Saved entries
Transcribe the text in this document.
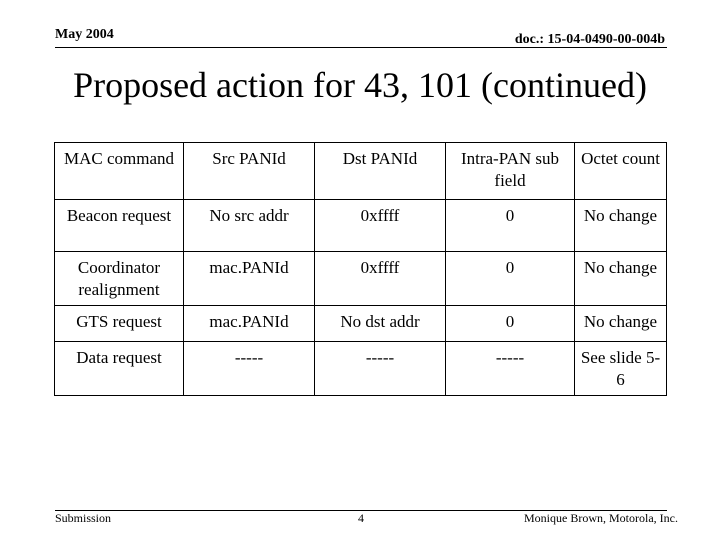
May 2004	doc.: 15-04-0490-00-004b
Proposed action for 43, 101 (continued)
MAC command	Src PANId	Dst PANId	Intra-PAN sub field	Octet count
Beacon request	No src addr	0xffff	0	No change
Coordinator realignment	mac.PANId	0xffff	0	No change
GTS request	mac.PANId	No dst addr	0	No change
Data request	-----	-----	-----	See slide 5-6
Submission	4	Monique Brown, Motorola, Inc.
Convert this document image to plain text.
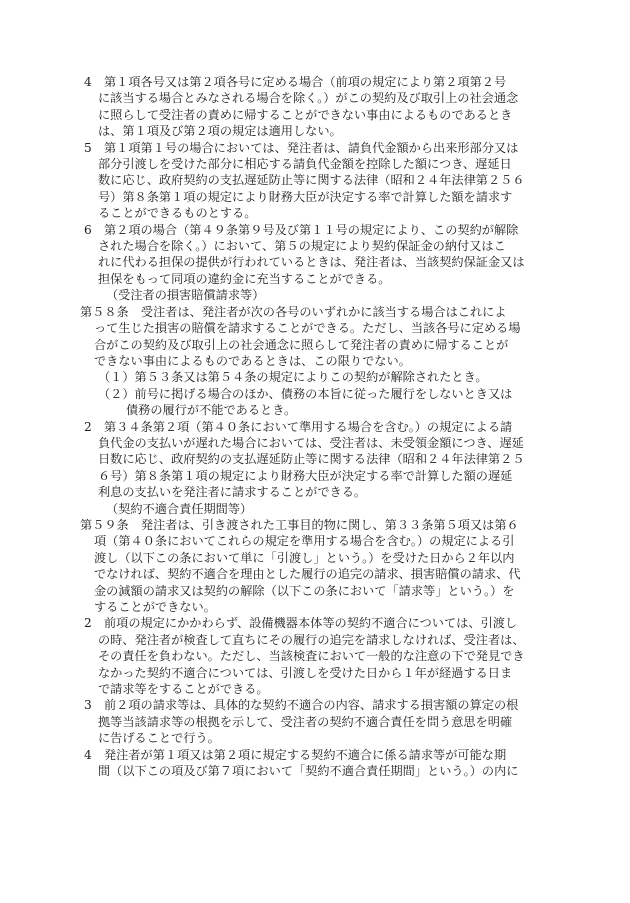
4　第１項各号又は第２項各号に定める場合（前項の規定により第２項第２号
に該当する場合とみなされる場合を除く。）がこの契約及び取引上の社会通念
に照らして受注者の責めに帰することができない事由によるものであるとき
は、第１項及び第２項の規定は適用しない。
5　第１項第１号の場合においては、発注者は、請負代金額から出来形部分又は
部分引渡しを受けた部分に相応する請負代金額を控除した額につき、遅延日
数に応じ、政府契約の支払遅延防止等に関する法律（昭和２４年法律第２５６
号）第８条第１項の規定により財務大臣が決定する率で計算した額を請求す
ることができるものとする。
6　第２項の場合（第４９条第９号及び第１１号の規定により、この契約が解除
された場合を除く。）において、第５の規定により契約保証金の納付又はこ
れに代わる担保の提供が行われているときは、発注者は、当該契約保証金又は
担保をもって同項の違約金に充当することができる。
（受注者の損害賠償請求等）
第５８条　受注者は、発注者が次の各号のいずれかに該当する場合はこれによ
って生じた損害の賠償を請求することができる。ただし、当該各号に定める場
合がこの契約及び取引上の社会通念に照らして発注者の責めに帰することが
できない事由によるものであるときは、この限りでない。
（１）第５３条又は第５４条の規定によりこの契約が解除されたとき。
（２）前号に掲げる場合のほか、債務の本旨に従った履行をしないとき又は
債務の履行が不能であるとき。
2　第３４条第２項（第４０条において準用する場合を含む。）の規定による請
負代金の支払いが遅れた場合においては、受注者は、未受領金額につき、遅延
日数に応じ、政府契約の支払遅延防止等に関する法律（昭和２４年法律第２５
６号）第８条第１項の規定により財務大臣が決定する率で計算した額の遅延
利息の支払いを発注者に請求することができる。
（契約不適合責任期間等）
第５９条　発注者は、引き渡された工事目的物に関し、第３３条第５項又は第６
項（第４０条においてこれらの規定を準用する場合を含む。）の規定による引
渡し（以下この条において単に「引渡し」という。）を受けた日から２年以内
でなければ、契約不適合を理由とした履行の追完の請求、損害賠償の請求、代
金の減額の請求又は契約の解除（以下この条において「請求等」という。）を
することができない。
2　前項の規定にかかわらず、設備機器本体等の契約不適合については、引渡し
の時、発注者が検査して直ちにその履行の追完を請求しなければ、受注者は、
その責任を負わない。ただし、当該検査において一般的な注意の下で発見でき
なかった契約不適合については、引渡しを受けた日から１年が経過する日ま
で請求等をすることができる。
3　前２項の請求等は、具体的な契約不適合の内容、請求する損害額の算定の根
拠等当該請求等の根拠を示して、受注者の契約不適合責任を問う意思を明確
に告げることで行う。
4　発注者が第１項又は第２項に規定する契約不適合に係る請求等が可能な期
間（以下この項及び第７項において「契約不適合責任期間」という。）の内に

Requirements: Look through the data and show every line containing "政府契約の支払遅延防止等に関する法律".

Solution for this task:
数に応じ、政府契約の支払遅延防止等に関する法律（昭和２４年法律第２５６
日数に応じ、政府契約の支払遅延防止等に関する法律（昭和２４年法律第２５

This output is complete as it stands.